Print the data that follows exactly.

*****

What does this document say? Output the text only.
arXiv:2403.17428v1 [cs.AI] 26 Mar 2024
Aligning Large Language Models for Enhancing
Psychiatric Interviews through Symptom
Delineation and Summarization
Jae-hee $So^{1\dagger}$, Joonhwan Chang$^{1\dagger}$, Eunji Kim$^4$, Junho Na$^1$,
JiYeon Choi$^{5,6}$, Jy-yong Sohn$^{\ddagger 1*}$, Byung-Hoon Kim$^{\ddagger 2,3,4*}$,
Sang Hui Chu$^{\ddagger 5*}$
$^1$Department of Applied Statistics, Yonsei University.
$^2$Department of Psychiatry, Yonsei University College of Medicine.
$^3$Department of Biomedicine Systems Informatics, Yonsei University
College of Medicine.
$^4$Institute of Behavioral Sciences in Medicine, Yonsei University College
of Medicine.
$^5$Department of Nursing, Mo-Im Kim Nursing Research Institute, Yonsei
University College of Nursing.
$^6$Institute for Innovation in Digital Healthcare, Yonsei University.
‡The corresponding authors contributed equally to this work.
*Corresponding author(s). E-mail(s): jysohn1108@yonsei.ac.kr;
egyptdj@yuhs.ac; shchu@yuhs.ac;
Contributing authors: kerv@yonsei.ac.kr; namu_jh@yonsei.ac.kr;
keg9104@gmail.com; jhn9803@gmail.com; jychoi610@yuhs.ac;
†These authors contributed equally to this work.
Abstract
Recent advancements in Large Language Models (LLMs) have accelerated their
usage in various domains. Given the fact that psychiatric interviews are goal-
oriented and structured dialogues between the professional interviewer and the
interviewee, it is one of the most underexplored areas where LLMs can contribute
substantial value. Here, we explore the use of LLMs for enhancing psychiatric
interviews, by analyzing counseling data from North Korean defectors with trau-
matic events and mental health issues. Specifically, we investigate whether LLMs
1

*****

- SOLUTION -
What does this document say? Output the text only.
arXiv:2403.17428v1 [cs.AI] 26 Mar 2024
Aligning Large Language Models for Enhancing
Psychiatric Interviews through Symptom
Delineation and Summarization
Jae-hee $So^{1\dagger}$, Joonhwan Chang$^{1\dagger}$, Eunji Kim$^4$, Junho Na$^1$,
JiYeon Choi$^{5,6}$, Jy-yong Sohn$^{\ddagger 1*}$, Byung-Hoon Kim$^{\ddagger 2,3,4*}$,
Sang Hui Chu$^{\ddagger 5*}$
$^1$Department of Applied Statistics, Yonsei University.
$^2$Department of Psychiatry, Yonsei University College of Medicine.
$^3$Department of Biomedicine Systems Informatics, Yonsei University
College of Medicine.
$^4$Institute of Behavioral Sciences in Medicine, Yonsei University College
of Medicine.
$^5$Department of Nursing, Mo-Im Kim Nursing Research Institute, Yonsei
University College of Nursing.
$^6$Institute for Innovation in Digital Healthcare, Yonsei University.
‡The corresponding authors contributed equally to this work.
*Corresponding author(s). E-mail(s): jysohn1108@yonsei.ac.kr;
egyptdj@yuhs.ac; shchu@yuhs.ac;
Contributing authors: kerv@yonsei.ac.kr; namu_jh@yonsei.ac.kr;
keg9104@gmail.com; jhn9803@gmail.com; jychoi610@yuhs.ac;
†These authors contributed equally to this work.
Abstract
Recent advancements in Large Language Models (LLMs) have accelerated their
usage in various domains. Given the fact that psychiatric interviews are goal-
oriented and structured dialogues between the professional interviewer and the
interviewee, it is one of the most underexplored areas where LLMs can contribute
substantial value. Here, we explore the use of LLMs for enhancing psychiatric
interviews, by analyzing counseling data from North Korean defectors with trau-
matic events and mental health issues. Specifically, we investigate whether LLMs
1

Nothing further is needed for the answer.